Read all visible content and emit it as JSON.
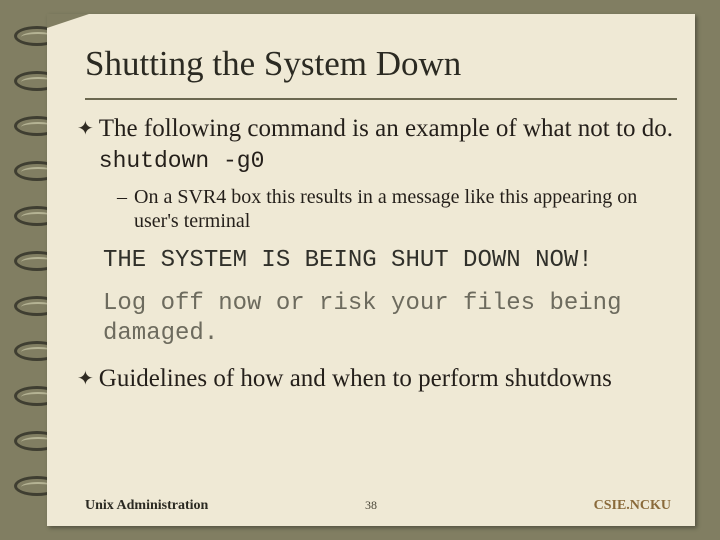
{
  "slide": {
    "title": "Shutting the System Down",
    "bullets": [
      {
        "level": 1,
        "text_before": "The following command is an example of what not to do. ",
        "mono_text": "shutdown -g0"
      },
      {
        "level": 2,
        "text": "On a SVR4 box this results in a message like this appearing on user's terminal"
      }
    ],
    "code_blocks": [
      {
        "text": "THE SYSTEM IS BEING SHUT DOWN NOW!",
        "style": "dark"
      },
      {
        "text": "Log off now or risk your files being damaged.",
        "style": "gray"
      }
    ],
    "final_bullet": {
      "level": 1,
      "text": "Guidelines of how and when to perform shutdowns"
    }
  },
  "footer": {
    "left": "Unix Administration",
    "page_number": "38",
    "right": "CSIE.NCKU"
  },
  "icons": {
    "bullet_level1": "✦",
    "bullet_level2": "–"
  },
  "colors": {
    "page_background": "#efe9d5",
    "frame": "#817e62",
    "title_text": "#2b2a22",
    "code_gray": "#6d6b5e",
    "footer_right": "#8a6a3a"
  }
}
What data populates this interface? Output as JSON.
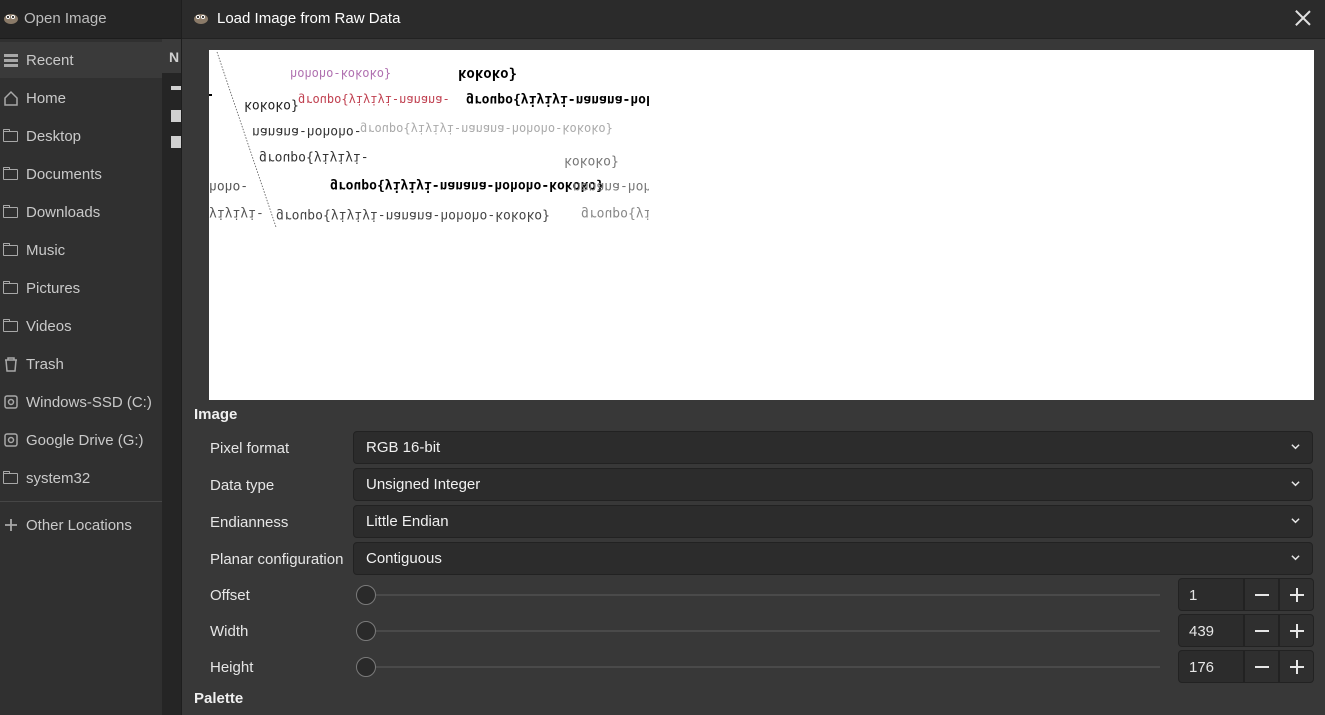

Problem to work on →
Print the records word for word and exclude any picture they hold.

Task response →
Read all visible content and emit it as JSON.
{
  "slide": {
    "title": "Shutting the System Down",
    "bullets": [
      {
        "level": 1,
        "text_before": "The following command is an example of what not to do. ",
        "mono_text": "shutdown -g0"
      },
      {
        "level": 2,
        "text": "On a SVR4 box this results in a message like this appearing on user's terminal"
      }
    ],
    "code_blocks": [
      {
        "text": "THE SYSTEM IS BEING SHUT DOWN NOW!",
        "style": "dark"
      },
      {
        "text": "Log off now or risk your files being damaged.",
        "style": "gray"
      }
    ],
    "final_bullet": {
      "level": 1,
      "text": "Guidelines of how and when to perform shutdowns"
    }
  },
  "footer": {
    "left": "Unix Administration",
    "page_number": "38",
    "right": "CSIE.NCKU"
  },
  "icons": {
    "bullet_level1": "✦",
    "bullet_level2": "–"
  },
  "colors": {
    "page_background": "#efe9d5",
    "frame": "#817e62",
    "title_text": "#2b2a22",
    "code_gray": "#6d6b5e",
    "footer_right": "#8a6a3a"
  }
}
What data populates this interface? Output as JSON.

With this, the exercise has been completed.